** Begin Data lines **
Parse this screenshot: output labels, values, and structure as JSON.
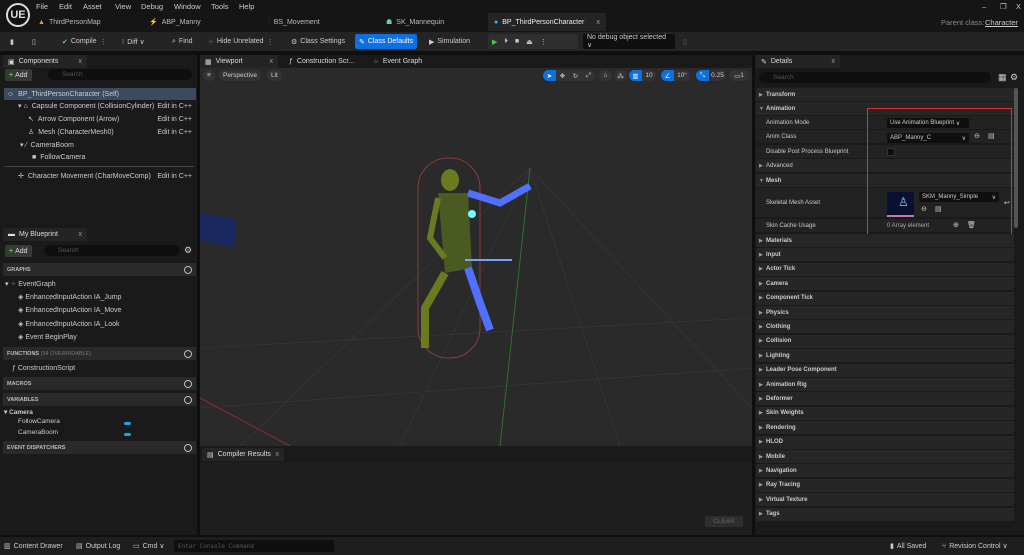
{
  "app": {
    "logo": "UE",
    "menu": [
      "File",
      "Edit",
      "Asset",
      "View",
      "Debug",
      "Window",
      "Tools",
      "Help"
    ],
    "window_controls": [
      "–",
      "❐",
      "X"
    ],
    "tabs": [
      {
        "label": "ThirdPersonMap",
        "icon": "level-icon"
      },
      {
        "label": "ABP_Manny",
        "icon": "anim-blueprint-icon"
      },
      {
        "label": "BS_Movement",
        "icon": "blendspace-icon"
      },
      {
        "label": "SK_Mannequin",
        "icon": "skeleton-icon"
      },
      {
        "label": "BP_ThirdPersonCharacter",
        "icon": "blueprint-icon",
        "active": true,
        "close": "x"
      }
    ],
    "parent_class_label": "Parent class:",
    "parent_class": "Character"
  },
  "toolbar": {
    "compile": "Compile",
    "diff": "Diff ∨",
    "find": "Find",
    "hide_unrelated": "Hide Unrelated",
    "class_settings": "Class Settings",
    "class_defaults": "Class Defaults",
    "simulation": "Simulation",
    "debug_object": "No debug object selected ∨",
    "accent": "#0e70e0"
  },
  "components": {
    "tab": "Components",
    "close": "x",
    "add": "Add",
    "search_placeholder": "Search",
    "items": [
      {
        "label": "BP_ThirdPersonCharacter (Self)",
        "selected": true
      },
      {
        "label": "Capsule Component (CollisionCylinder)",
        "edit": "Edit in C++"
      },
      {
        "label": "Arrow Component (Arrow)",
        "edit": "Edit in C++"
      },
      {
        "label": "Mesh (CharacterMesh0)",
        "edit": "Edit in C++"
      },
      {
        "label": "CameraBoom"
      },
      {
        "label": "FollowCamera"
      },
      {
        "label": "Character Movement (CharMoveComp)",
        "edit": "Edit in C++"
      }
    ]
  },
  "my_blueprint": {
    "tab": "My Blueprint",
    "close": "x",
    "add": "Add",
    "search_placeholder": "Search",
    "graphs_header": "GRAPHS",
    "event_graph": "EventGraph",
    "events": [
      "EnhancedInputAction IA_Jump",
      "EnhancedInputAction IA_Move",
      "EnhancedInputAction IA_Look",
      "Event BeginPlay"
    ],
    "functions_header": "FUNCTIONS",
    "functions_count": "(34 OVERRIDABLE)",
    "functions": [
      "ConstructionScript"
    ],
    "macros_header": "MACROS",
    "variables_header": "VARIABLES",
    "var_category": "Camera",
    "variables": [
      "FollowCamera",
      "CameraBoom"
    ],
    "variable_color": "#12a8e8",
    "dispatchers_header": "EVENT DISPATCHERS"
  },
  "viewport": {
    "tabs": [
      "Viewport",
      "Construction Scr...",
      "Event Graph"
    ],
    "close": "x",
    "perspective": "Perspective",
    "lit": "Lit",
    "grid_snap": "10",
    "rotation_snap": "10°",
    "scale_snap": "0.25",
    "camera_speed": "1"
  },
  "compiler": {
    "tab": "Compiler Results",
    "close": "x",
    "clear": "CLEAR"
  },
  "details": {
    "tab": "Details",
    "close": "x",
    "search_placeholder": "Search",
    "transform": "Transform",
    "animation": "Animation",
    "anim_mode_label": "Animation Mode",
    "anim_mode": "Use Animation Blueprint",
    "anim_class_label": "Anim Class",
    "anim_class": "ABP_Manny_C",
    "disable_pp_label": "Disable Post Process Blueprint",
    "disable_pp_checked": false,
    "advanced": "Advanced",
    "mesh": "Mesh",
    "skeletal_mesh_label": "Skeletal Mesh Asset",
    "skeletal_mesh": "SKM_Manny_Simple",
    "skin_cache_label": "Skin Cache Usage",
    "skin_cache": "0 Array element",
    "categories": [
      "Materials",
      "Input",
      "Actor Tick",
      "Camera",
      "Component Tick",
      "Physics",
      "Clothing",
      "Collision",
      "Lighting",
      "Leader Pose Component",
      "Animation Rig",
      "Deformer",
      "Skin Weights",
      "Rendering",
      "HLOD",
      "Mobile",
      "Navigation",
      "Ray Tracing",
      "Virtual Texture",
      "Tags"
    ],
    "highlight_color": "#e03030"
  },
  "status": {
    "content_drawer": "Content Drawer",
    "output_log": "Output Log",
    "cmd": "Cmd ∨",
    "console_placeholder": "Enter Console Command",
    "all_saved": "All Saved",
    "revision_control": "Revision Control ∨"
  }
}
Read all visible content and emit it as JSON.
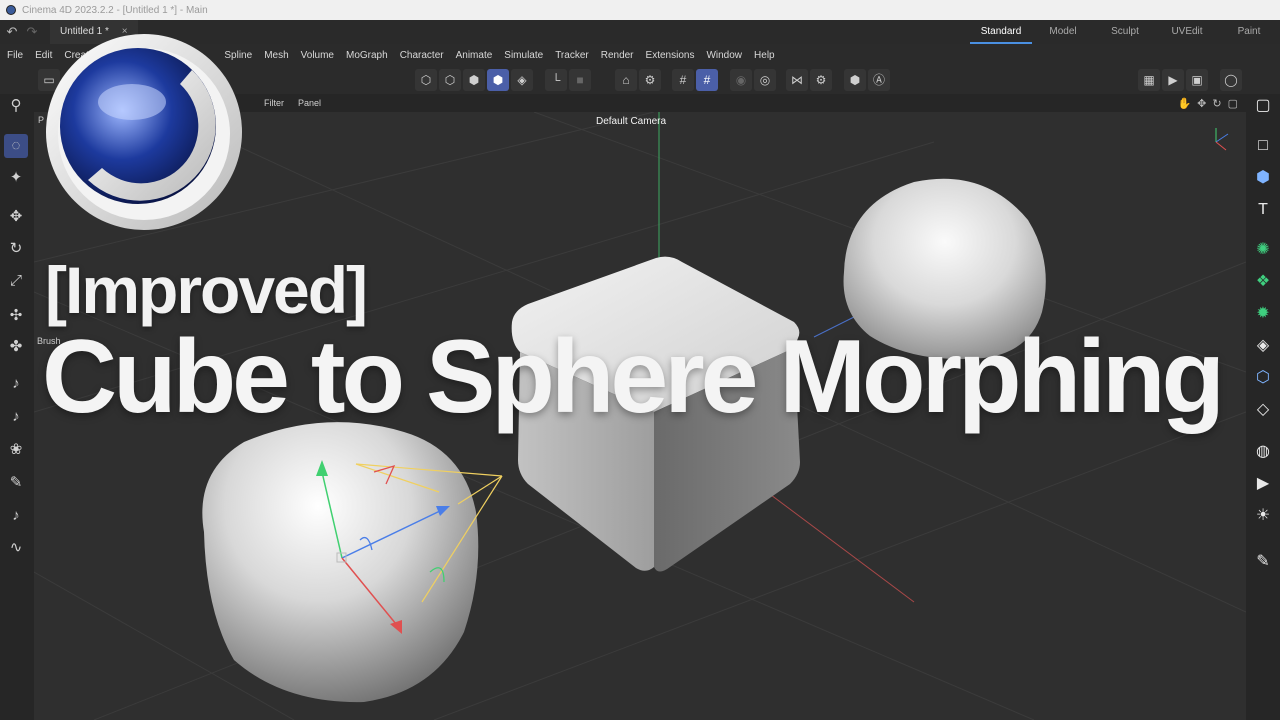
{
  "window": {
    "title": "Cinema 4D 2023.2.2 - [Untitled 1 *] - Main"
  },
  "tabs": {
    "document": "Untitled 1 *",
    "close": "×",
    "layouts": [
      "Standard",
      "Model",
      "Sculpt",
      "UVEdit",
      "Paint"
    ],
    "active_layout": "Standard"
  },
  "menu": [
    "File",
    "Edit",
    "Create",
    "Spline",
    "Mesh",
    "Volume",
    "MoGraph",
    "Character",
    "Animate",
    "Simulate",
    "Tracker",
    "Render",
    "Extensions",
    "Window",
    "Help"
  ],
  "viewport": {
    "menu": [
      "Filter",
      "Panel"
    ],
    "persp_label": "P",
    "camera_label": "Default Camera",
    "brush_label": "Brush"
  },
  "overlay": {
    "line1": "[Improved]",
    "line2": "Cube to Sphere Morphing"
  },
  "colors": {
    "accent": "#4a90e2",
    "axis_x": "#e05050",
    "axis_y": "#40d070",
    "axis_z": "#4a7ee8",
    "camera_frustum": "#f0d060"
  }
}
** End Data lines **
> Exercise prompt: Repeat the line containing "Read all visible content and emit it as JSON." and every line after it up to the end of the material above, exactly as they stand, minus the pictures.

> Solution to this task:
Read all visible content and emit it as JSON.
{
  "window": {
    "title": "Cinema 4D 2023.2.2 - [Untitled 1 *] - Main"
  },
  "tabs": {
    "document": "Untitled 1 *",
    "close": "×",
    "layouts": [
      "Standard",
      "Model",
      "Sculpt",
      "UVEdit",
      "Paint"
    ],
    "active_layout": "Standard"
  },
  "menu": [
    "File",
    "Edit",
    "Create",
    "Spline",
    "Mesh",
    "Volume",
    "MoGraph",
    "Character",
    "Animate",
    "Simulate",
    "Tracker",
    "Render",
    "Extensions",
    "Window",
    "Help"
  ],
  "viewport": {
    "menu": [
      "Filter",
      "Panel"
    ],
    "persp_label": "P",
    "camera_label": "Default Camera",
    "brush_label": "Brush"
  },
  "overlay": {
    "line1": "[Improved]",
    "line2": "Cube to Sphere Morphing"
  },
  "colors": {
    "accent": "#4a90e2",
    "axis_x": "#e05050",
    "axis_y": "#40d070",
    "axis_z": "#4a7ee8",
    "camera_frustum": "#f0d060"
  }
}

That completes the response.